● Problem:
Retype, exactly as written, every line from the one containing "OCR this image." through the last line of the records below, both included; skip the pictures.

● Entries provided:
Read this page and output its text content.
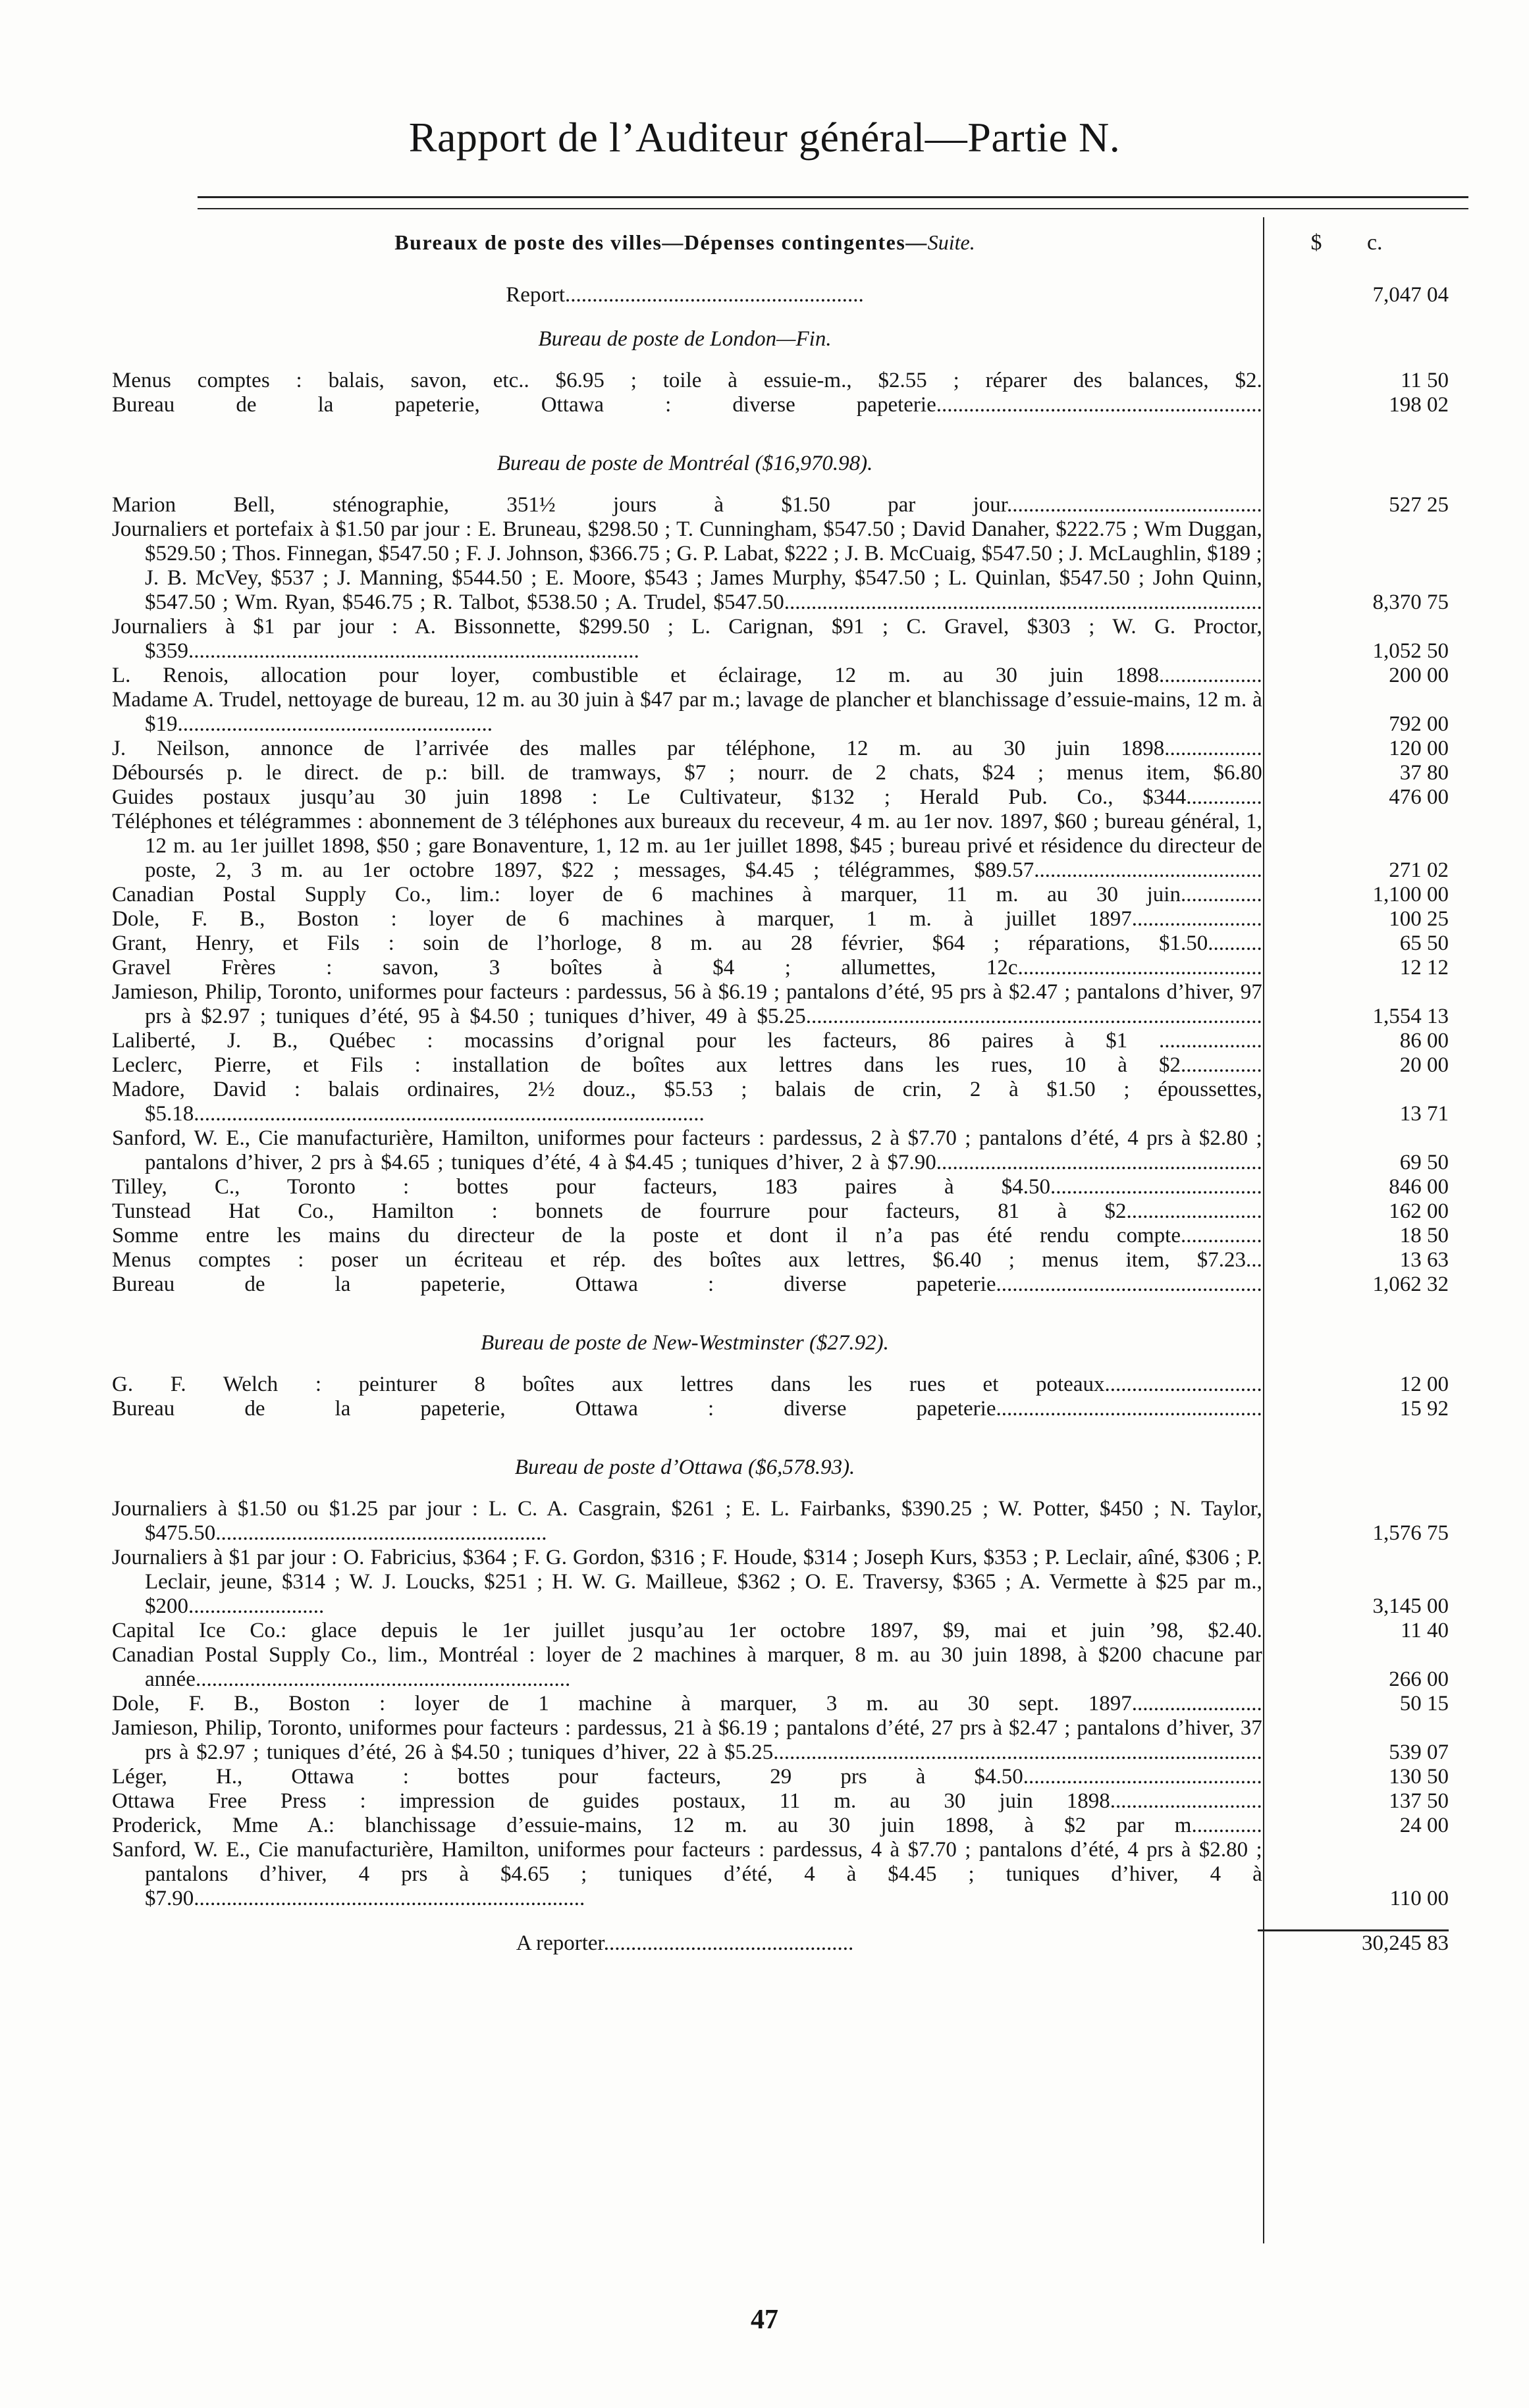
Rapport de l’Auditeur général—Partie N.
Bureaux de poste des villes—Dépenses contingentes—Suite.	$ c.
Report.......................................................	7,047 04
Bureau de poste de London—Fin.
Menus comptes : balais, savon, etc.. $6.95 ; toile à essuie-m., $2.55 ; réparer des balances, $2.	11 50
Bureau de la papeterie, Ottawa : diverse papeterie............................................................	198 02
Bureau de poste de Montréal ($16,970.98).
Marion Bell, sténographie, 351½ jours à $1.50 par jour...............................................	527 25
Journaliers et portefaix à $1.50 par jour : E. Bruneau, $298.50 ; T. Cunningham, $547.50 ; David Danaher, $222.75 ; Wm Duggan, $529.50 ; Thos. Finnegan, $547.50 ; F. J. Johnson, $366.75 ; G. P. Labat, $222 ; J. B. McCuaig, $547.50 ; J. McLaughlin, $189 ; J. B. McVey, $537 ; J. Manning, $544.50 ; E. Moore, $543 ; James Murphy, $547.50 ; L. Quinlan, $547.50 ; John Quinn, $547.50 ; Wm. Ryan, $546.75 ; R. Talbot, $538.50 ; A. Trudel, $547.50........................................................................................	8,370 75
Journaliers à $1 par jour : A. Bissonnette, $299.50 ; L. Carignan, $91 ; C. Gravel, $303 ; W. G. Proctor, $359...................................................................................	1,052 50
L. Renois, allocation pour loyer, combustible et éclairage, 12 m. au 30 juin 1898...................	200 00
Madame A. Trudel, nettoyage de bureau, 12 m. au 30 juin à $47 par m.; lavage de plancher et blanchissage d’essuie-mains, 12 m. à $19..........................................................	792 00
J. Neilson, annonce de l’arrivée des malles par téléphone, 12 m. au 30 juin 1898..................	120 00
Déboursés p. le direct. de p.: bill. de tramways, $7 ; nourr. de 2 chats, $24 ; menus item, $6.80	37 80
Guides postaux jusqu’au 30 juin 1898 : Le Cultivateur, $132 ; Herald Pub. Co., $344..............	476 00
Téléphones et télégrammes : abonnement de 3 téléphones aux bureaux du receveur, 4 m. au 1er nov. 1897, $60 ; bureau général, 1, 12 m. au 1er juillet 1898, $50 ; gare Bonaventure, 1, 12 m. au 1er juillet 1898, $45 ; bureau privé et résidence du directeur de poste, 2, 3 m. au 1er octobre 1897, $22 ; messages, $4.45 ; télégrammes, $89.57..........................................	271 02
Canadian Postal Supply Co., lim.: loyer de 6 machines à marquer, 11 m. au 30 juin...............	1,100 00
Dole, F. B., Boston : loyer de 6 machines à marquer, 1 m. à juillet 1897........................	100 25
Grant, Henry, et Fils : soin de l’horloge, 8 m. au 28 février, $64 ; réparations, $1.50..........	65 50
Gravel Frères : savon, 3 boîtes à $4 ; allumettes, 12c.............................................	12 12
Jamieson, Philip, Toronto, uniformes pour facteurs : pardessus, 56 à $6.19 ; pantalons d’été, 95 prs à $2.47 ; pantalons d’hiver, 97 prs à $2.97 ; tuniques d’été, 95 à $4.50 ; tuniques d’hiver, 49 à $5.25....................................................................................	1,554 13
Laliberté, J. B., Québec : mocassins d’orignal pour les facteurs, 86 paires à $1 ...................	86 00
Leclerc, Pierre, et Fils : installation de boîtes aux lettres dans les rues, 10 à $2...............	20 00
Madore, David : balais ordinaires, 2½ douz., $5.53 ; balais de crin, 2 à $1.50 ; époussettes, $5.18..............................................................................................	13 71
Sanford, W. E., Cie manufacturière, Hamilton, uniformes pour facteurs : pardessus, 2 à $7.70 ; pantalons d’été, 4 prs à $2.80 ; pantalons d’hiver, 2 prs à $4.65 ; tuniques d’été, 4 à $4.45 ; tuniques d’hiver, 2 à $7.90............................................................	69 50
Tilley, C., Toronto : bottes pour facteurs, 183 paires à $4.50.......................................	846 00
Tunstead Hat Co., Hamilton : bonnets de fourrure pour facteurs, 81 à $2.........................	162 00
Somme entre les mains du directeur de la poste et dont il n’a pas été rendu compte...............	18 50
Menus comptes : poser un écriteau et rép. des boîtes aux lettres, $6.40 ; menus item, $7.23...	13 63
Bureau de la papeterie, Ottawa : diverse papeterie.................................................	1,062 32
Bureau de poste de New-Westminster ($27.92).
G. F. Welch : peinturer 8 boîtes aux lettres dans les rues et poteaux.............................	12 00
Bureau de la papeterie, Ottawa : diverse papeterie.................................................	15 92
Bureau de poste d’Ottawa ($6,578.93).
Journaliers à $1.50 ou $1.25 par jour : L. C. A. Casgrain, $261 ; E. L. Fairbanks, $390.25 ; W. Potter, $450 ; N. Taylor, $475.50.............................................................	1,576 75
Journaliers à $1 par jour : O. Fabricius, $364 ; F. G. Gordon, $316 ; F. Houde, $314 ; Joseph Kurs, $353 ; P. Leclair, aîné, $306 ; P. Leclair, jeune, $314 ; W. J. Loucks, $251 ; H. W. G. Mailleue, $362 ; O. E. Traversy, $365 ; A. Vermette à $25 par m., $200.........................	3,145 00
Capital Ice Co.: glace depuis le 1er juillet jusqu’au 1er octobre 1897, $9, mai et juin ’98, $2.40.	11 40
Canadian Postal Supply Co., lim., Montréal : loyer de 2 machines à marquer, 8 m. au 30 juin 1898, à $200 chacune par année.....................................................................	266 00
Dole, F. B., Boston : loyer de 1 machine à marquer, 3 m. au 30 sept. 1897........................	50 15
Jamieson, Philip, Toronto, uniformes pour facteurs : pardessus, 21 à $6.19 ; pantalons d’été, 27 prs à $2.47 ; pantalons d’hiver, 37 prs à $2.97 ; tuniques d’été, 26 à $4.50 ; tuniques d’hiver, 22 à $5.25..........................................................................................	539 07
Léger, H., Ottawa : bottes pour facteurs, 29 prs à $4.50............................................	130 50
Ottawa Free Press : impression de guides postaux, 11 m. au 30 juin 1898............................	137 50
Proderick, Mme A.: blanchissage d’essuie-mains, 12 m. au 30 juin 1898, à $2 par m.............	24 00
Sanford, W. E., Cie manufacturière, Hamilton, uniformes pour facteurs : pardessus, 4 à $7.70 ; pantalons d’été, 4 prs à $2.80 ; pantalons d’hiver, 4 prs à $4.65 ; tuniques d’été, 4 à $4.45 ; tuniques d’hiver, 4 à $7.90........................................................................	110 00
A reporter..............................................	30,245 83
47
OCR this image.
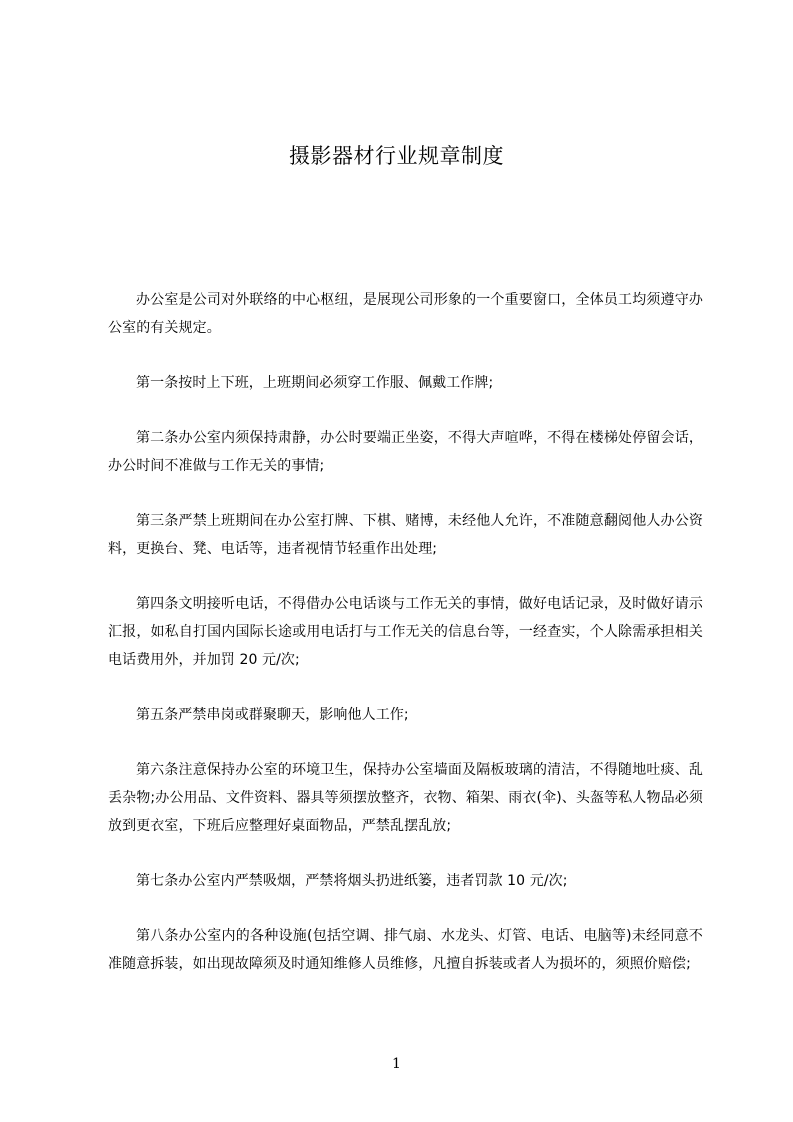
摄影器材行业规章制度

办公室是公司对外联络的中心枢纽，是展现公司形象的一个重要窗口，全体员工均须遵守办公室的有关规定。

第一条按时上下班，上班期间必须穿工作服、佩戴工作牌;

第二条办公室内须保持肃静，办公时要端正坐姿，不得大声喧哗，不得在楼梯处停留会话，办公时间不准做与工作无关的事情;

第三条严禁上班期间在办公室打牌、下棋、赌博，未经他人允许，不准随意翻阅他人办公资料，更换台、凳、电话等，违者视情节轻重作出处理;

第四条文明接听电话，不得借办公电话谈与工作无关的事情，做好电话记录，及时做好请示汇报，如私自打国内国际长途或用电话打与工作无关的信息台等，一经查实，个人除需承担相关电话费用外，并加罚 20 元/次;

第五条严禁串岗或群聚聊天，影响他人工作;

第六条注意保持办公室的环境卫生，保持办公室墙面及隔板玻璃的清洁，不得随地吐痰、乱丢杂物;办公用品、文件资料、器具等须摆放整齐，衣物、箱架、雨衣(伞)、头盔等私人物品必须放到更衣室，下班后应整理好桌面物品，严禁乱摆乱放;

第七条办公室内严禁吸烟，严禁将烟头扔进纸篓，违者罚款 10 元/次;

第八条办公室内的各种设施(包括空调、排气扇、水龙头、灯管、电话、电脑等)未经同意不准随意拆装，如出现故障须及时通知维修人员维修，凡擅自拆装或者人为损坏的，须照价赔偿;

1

● The reply:
OCR this image.
摄影器材行业规章制度

办公室是公司对外联络的中心枢纽，是展现公司形象的一个重要窗口，全体员工均须遵守办公室的有关规定。

第一条按时上下班，上班期间必须穿工作服、佩戴工作牌;

第二条办公室内须保持肃静，办公时要端正坐姿，不得大声喧哗，不得在楼梯处停留会话，办公时间不准做与工作无关的事情;

第三条严禁上班期间在办公室打牌、下棋、赌博，未经他人允许，不准随意翻阅他人办公资料，更换台、凳、电话等，违者视情节轻重作出处理;

第四条文明接听电话，不得借办公电话谈与工作无关的事情，做好电话记录，及时做好请示汇报，如私自打国内国际长途或用电话打与工作无关的信息台等，一经查实，个人除需承担相关电话费用外，并加罚 20 元/次;

第五条严禁串岗或群聚聊天，影响他人工作;

第六条注意保持办公室的环境卫生，保持办公室墙面及隔板玻璃的清洁，不得随地吐痰、乱丢杂物;办公用品、文件资料、器具等须摆放整齐，衣物、箱架、雨衣(伞)、头盔等私人物品必须放到更衣室，下班后应整理好桌面物品，严禁乱摆乱放;

第七条办公室内严禁吸烟，严禁将烟头扔进纸篓，违者罚款 10 元/次;

第八条办公室内的各种设施(包括空调、排气扇、水龙头、灯管、电话、电脑等)未经同意不准随意拆装，如出现故障须及时通知维修人员维修，凡擅自拆装或者人为损坏的，须照价赔偿;

1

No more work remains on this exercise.